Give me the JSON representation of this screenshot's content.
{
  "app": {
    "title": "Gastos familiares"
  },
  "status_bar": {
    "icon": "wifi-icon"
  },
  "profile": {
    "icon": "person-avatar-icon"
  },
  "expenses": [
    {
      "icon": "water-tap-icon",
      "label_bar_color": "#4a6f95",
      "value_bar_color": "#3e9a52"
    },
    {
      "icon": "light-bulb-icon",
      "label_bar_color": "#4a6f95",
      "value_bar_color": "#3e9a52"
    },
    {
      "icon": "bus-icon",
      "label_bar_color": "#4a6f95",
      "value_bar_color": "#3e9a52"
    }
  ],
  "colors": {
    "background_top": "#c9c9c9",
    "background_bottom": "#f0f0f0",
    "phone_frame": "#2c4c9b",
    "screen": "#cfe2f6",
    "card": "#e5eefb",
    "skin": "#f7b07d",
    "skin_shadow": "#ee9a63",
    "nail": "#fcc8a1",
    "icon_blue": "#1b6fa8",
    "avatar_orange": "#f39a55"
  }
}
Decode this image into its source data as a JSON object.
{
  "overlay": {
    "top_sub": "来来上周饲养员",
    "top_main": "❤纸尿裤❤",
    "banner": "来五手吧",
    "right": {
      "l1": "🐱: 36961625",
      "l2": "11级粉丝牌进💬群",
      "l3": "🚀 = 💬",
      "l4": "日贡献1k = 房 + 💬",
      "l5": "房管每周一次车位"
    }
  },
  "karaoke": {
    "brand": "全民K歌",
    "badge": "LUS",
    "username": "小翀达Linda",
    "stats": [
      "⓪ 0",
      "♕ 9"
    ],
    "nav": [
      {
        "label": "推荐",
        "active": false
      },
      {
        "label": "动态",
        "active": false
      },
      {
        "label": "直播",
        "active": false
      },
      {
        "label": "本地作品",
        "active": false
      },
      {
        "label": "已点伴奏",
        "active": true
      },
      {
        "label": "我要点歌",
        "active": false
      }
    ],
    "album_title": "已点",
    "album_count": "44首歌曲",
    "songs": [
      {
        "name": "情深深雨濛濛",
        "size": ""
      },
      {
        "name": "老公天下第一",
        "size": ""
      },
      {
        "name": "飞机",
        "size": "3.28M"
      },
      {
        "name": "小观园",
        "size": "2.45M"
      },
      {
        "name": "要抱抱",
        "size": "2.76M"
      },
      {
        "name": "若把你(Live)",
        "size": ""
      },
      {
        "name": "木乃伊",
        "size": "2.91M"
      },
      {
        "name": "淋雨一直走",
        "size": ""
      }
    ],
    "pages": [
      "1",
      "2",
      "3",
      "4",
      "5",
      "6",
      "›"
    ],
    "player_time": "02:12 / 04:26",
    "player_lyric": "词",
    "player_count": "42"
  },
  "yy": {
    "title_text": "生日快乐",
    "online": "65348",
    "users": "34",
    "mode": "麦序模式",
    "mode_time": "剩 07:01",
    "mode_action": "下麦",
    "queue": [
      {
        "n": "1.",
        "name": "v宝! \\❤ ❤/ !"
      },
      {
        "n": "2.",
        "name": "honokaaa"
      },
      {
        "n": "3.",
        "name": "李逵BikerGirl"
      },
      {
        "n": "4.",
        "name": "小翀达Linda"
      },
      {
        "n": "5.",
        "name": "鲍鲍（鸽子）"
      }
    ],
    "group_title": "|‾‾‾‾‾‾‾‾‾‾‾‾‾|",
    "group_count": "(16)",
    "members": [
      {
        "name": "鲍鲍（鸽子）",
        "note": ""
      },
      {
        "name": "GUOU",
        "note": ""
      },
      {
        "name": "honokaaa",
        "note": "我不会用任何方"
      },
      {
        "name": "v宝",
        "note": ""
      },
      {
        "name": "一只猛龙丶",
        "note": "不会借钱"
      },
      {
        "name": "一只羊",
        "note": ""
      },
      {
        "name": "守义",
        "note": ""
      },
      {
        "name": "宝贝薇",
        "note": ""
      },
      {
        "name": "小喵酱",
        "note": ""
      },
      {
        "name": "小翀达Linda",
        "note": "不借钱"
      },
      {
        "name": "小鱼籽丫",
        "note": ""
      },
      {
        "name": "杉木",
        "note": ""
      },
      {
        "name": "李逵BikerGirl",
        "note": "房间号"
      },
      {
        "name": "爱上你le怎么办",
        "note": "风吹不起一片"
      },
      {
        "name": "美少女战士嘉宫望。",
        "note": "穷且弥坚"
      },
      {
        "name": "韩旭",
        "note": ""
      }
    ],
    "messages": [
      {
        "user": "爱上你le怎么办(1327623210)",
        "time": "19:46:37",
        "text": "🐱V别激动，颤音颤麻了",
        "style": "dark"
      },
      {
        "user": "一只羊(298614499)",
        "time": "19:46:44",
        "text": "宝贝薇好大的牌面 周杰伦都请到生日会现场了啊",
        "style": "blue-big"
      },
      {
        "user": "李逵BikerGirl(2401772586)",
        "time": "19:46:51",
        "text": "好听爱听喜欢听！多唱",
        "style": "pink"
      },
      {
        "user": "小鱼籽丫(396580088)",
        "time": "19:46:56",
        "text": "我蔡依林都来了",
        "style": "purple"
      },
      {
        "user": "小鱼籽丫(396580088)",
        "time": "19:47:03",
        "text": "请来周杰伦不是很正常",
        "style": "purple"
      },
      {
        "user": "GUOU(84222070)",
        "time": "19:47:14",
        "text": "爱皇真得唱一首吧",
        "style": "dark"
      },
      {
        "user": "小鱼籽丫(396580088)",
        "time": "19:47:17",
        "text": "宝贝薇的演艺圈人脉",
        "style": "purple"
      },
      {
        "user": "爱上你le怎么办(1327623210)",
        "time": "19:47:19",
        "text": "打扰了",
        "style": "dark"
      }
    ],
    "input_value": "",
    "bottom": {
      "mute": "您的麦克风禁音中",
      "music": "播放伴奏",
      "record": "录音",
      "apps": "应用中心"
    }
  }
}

------------------------------------

» **To be done**
Write an exact transcription of every entry above.

» **The answer**
Give me the JSON representation of this screenshot's content.
{
  "app": {
    "title": "Gastos familiares"
  },
  "status_bar": {
    "icon": "wifi-icon"
  },
  "profile": {
    "icon": "person-avatar-icon"
  },
  "expenses": [
    {
      "icon": "water-tap-icon",
      "label_bar_color": "#4a6f95",
      "value_bar_color": "#3e9a52"
    },
    {
      "icon": "light-bulb-icon",
      "label_bar_color": "#4a6f95",
      "value_bar_color": "#3e9a52"
    },
    {
      "icon": "bus-icon",
      "label_bar_color": "#4a6f95",
      "value_bar_color": "#3e9a52"
    }
  ],
  "colors": {
    "background_top": "#c9c9c9",
    "background_bottom": "#f0f0f0",
    "phone_frame": "#2c4c9b",
    "screen": "#cfe2f6",
    "card": "#e5eefb",
    "skin": "#f7b07d",
    "skin_shadow": "#ee9a63",
    "nail": "#fcc8a1",
    "icon_blue": "#1b6fa8",
    "avatar_orange": "#f39a55"
  }
}
Decode this image into its source data as a JSON object.
{
  "overlay": {
    "top_sub": "来来上周饲养员",
    "top_main": "❤纸尿裤❤",
    "banner": "来五手吧",
    "right": {
      "l1": "🐱: 36961625",
      "l2": "11级粉丝牌进💬群",
      "l3": "🚀 = 💬",
      "l4": "日贡献1k = 房 + 💬",
      "l5": "房管每周一次车位"
    }
  },
  "karaoke": {
    "brand": "全民K歌",
    "badge": "LUS",
    "username": "小翀达Linda",
    "stats": [
      "⓪ 0",
      "♕ 9"
    ],
    "nav": [
      {
        "label": "推荐",
        "active": false
      },
      {
        "label": "动态",
        "active": false
      },
      {
        "label": "直播",
        "active": false
      },
      {
        "label": "本地作品",
        "active": false
      },
      {
        "label": "已点伴奏",
        "active": true
      },
      {
        "label": "我要点歌",
        "active": false
      }
    ],
    "album_title": "已点",
    "album_count": "44首歌曲",
    "songs": [
      {
        "name": "情深深雨濛濛",
        "size": ""
      },
      {
        "name": "老公天下第一",
        "size": ""
      },
      {
        "name": "飞机",
        "size": "3.28M"
      },
      {
        "name": "小观园",
        "size": "2.45M"
      },
      {
        "name": "要抱抱",
        "size": "2.76M"
      },
      {
        "name": "若把你(Live)",
        "size": ""
      },
      {
        "name": "木乃伊",
        "size": "2.91M"
      },
      {
        "name": "淋雨一直走",
        "size": ""
      }
    ],
    "pages": [
      "1",
      "2",
      "3",
      "4",
      "5",
      "6",
      "›"
    ],
    "player_time": "02:12 / 04:26",
    "player_lyric": "词",
    "player_count": "42"
  },
  "yy": {
    "title_text": "生日快乐",
    "online": "65348",
    "users": "34",
    "mode": "麦序模式",
    "mode_time": "剩 07:01",
    "mode_action": "下麦",
    "queue": [
      {
        "n": "1.",
        "name": "v宝! \\❤ ❤/ !"
      },
      {
        "n": "2.",
        "name": "honokaaa"
      },
      {
        "n": "3.",
        "name": "李逵BikerGirl"
      },
      {
        "n": "4.",
        "name": "小翀达Linda"
      },
      {
        "n": "5.",
        "name": "鲍鲍（鸽子）"
      }
    ],
    "group_title": "|‾‾‾‾‾‾‾‾‾‾‾‾‾|",
    "group_count": "(16)",
    "members": [
      {
        "name": "鲍鲍（鸽子）",
        "note": ""
      },
      {
        "name": "GUOU",
        "note": ""
      },
      {
        "name": "honokaaa",
        "note": "我不会用任何方"
      },
      {
        "name": "v宝",
        "note": ""
      },
      {
        "name": "一只猛龙丶",
        "note": "不会借钱"
      },
      {
        "name": "一只羊",
        "note": ""
      },
      {
        "name": "守义",
        "note": ""
      },
      {
        "name": "宝贝薇",
        "note": ""
      },
      {
        "name": "小喵酱",
        "note": ""
      },
      {
        "name": "小翀达Linda",
        "note": "不借钱"
      },
      {
        "name": "小鱼籽丫",
        "note": ""
      },
      {
        "name": "杉木",
        "note": ""
      },
      {
        "name": "李逵BikerGirl",
        "note": "房间号"
      },
      {
        "name": "爱上你le怎么办",
        "note": "风吹不起一片"
      },
      {
        "name": "美少女战士嘉宫望。",
        "note": "穷且弥坚"
      },
      {
        "name": "韩旭",
        "note": ""
      }
    ],
    "messages": [
      {
        "user": "爱上你le怎么办(1327623210)",
        "time": "19:46:37",
        "text": "🐱V别激动，颤音颤麻了",
        "style": "dark"
      },
      {
        "user": "一只羊(298614499)",
        "time": "19:46:44",
        "text": "宝贝薇好大的牌面 周杰伦都请到生日会现场了啊",
        "style": "blue-big"
      },
      {
        "user": "李逵BikerGirl(2401772586)",
        "time": "19:46:51",
        "text": "好听爱听喜欢听！多唱",
        "style": "pink"
      },
      {
        "user": "小鱼籽丫(396580088)",
        "time": "19:46:56",
        "text": "我蔡依林都来了",
        "style": "purple"
      },
      {
        "user": "小鱼籽丫(396580088)",
        "time": "19:47:03",
        "text": "请来周杰伦不是很正常",
        "style": "purple"
      },
      {
        "user": "GUOU(84222070)",
        "time": "19:47:14",
        "text": "爱皇真得唱一首吧",
        "style": "dark"
      },
      {
        "user": "小鱼籽丫(396580088)",
        "time": "19:47:17",
        "text": "宝贝薇的演艺圈人脉",
        "style": "purple"
      },
      {
        "user": "爱上你le怎么办(1327623210)",
        "time": "19:47:19",
        "text": "打扰了",
        "style": "dark"
      }
    ],
    "input_value": "",
    "bottom": {
      "mute": "您的麦克风禁音中",
      "music": "播放伴奏",
      "record": "录音",
      "apps": "应用中心"
    }
  }
}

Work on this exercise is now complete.